##### Data provided

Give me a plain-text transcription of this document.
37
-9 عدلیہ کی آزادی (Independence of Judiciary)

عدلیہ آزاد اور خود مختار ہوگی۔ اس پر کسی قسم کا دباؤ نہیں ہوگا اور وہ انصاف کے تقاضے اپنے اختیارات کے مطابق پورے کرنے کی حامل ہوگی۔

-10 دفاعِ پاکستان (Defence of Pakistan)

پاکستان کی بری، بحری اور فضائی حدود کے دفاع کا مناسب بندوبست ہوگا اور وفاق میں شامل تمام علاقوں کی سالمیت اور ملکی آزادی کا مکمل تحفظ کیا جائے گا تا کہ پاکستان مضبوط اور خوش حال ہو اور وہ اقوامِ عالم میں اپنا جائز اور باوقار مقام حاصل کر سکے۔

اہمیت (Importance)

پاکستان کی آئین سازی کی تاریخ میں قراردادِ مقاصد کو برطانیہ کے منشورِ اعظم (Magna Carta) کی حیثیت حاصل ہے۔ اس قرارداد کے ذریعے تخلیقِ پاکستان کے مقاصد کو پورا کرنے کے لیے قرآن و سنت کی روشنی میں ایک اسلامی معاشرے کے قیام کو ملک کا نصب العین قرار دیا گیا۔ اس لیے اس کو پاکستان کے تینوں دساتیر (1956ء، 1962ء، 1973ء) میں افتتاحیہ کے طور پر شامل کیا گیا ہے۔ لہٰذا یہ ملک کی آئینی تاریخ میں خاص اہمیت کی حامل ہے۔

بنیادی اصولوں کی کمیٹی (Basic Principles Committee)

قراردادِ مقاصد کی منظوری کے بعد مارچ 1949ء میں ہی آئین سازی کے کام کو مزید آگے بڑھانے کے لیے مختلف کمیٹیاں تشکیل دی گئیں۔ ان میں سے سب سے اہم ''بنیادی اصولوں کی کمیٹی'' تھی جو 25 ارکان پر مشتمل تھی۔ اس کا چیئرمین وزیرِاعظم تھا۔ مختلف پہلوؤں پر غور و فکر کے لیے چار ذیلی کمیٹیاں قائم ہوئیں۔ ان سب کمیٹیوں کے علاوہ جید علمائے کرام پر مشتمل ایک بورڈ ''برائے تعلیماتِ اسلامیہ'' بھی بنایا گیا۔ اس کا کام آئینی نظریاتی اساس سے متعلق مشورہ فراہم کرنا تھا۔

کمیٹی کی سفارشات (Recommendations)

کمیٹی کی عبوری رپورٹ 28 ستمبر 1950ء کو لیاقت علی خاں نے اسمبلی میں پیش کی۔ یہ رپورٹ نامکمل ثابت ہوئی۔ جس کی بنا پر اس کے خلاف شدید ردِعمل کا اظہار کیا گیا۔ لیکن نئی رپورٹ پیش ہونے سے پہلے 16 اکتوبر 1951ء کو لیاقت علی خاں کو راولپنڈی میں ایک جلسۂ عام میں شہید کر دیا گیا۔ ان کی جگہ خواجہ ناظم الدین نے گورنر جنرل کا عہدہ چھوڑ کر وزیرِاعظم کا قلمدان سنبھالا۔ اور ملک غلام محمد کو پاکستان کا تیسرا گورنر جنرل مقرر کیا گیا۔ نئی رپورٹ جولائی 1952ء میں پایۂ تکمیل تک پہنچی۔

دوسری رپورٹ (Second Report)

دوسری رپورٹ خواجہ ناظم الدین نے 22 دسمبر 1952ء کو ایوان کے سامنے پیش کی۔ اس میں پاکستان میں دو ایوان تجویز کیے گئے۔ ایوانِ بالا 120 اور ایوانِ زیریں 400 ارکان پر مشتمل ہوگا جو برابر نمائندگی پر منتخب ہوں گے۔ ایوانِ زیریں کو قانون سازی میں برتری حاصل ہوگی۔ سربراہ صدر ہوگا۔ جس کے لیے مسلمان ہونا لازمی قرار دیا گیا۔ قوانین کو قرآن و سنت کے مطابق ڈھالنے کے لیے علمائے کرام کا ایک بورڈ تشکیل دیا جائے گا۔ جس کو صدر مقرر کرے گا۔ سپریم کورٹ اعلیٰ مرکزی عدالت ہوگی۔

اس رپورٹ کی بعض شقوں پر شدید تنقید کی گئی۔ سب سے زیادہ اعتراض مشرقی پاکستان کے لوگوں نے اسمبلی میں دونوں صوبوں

##########

What the task asks: Restate each of the entries above verbatim.

Task response:
Give me a plain-text transcription of this document.
37
-9 عدلیہ کی آزادی (Independence of Judiciary)

عدلیہ آزاد اور خود مختار ہوگی۔ اس پر کسی قسم کا دباؤ نہیں ہوگا اور وہ انصاف کے تقاضے اپنے اختیارات کے مطابق پورے کرنے کی حامل ہوگی۔

-10 دفاعِ پاکستان (Defence of Pakistan)

پاکستان کی بری، بحری اور فضائی حدود کے دفاع کا مناسب بندوبست ہوگا اور وفاق میں شامل تمام علاقوں کی سالمیت اور ملکی آزادی کا مکمل تحفظ کیا جائے گا تا کہ پاکستان مضبوط اور خوش حال ہو اور وہ اقوامِ عالم میں اپنا جائز اور باوقار مقام حاصل کر سکے۔

اہمیت (Importance)

پاکستان کی آئین سازی کی تاریخ میں قراردادِ مقاصد کو برطانیہ کے منشورِ اعظم (Magna Carta) کی حیثیت حاصل ہے۔ اس قرارداد کے ذریعے تخلیقِ پاکستان کے مقاصد کو پورا کرنے کے لیے قرآن و سنت کی روشنی میں ایک اسلامی معاشرے کے قیام کو ملک کا نصب العین قرار دیا گیا۔ اس لیے اس کو پاکستان کے تینوں دساتیر (1956ء، 1962ء، 1973ء) میں افتتاحیہ کے طور پر شامل کیا گیا ہے۔ لہٰذا یہ ملک کی آئینی تاریخ میں خاص اہمیت کی حامل ہے۔

بنیادی اصولوں کی کمیٹی (Basic Principles Committee)

قراردادِ مقاصد کی منظوری کے بعد مارچ 1949ء میں ہی آئین سازی کے کام کو مزید آگے بڑھانے کے لیے مختلف کمیٹیاں تشکیل دی گئیں۔ ان میں سے سب سے اہم ''بنیادی اصولوں کی کمیٹی'' تھی جو 25 ارکان پر مشتمل تھی۔ اس کا چیئرمین وزیرِاعظم تھا۔ مختلف پہلوؤں پر غور و فکر کے لیے چار ذیلی کمیٹیاں قائم ہوئیں۔ ان سب کمیٹیوں کے علاوہ جید علمائے کرام پر مشتمل ایک بورڈ ''برائے تعلیماتِ اسلامیہ'' بھی بنایا گیا۔ اس کا کام آئینی نظریاتی اساس سے متعلق مشورہ فراہم کرنا تھا۔

کمیٹی کی سفارشات (Recommendations)

کمیٹی کی عبوری رپورٹ 28 ستمبر 1950ء کو لیاقت علی خاں نے اسمبلی میں پیش کی۔ یہ رپورٹ نامکمل ثابت ہوئی۔ جس کی بنا پر اس کے خلاف شدید ردِعمل کا اظہار کیا گیا۔ لیکن نئی رپورٹ پیش ہونے سے پہلے 16 اکتوبر 1951ء کو لیاقت علی خاں کو راولپنڈی میں ایک جلسۂ عام میں شہید کر دیا گیا۔ ان کی جگہ خواجہ ناظم الدین نے گورنر جنرل کا عہدہ چھوڑ کر وزیرِاعظم کا قلمدان سنبھالا۔ اور ملک غلام محمد کو پاکستان کا تیسرا گورنر جنرل مقرر کیا گیا۔ نئی رپورٹ جولائی 1952ء میں پایۂ تکمیل تک پہنچی۔

دوسری رپورٹ (Second Report)

دوسری رپورٹ خواجہ ناظم الدین نے 22 دسمبر 1952ء کو ایوان کے سامنے پیش کی۔ اس میں پاکستان میں دو ایوان تجویز کیے گئے۔ ایوانِ بالا 120 اور ایوانِ زیریں 400 ارکان پر مشتمل ہوگا جو برابر نمائندگی پر منتخب ہوں گے۔ ایوانِ زیریں کو قانون سازی میں برتری حاصل ہوگی۔ سربراہ صدر ہوگا۔ جس کے لیے مسلمان ہونا لازمی قرار دیا گیا۔ قوانین کو قرآن و سنت کے مطابق ڈھالنے کے لیے علمائے کرام کا ایک بورڈ تشکیل دیا جائے گا۔ جس کو صدر مقرر کرے گا۔ سپریم کورٹ اعلیٰ مرکزی عدالت ہوگی۔

اس رپورٹ کی بعض شقوں پر شدید تنقید کی گئی۔ سب سے زیادہ اعتراض مشرقی پاکستان کے لوگوں نے اسمبلی میں دونوں صوبوں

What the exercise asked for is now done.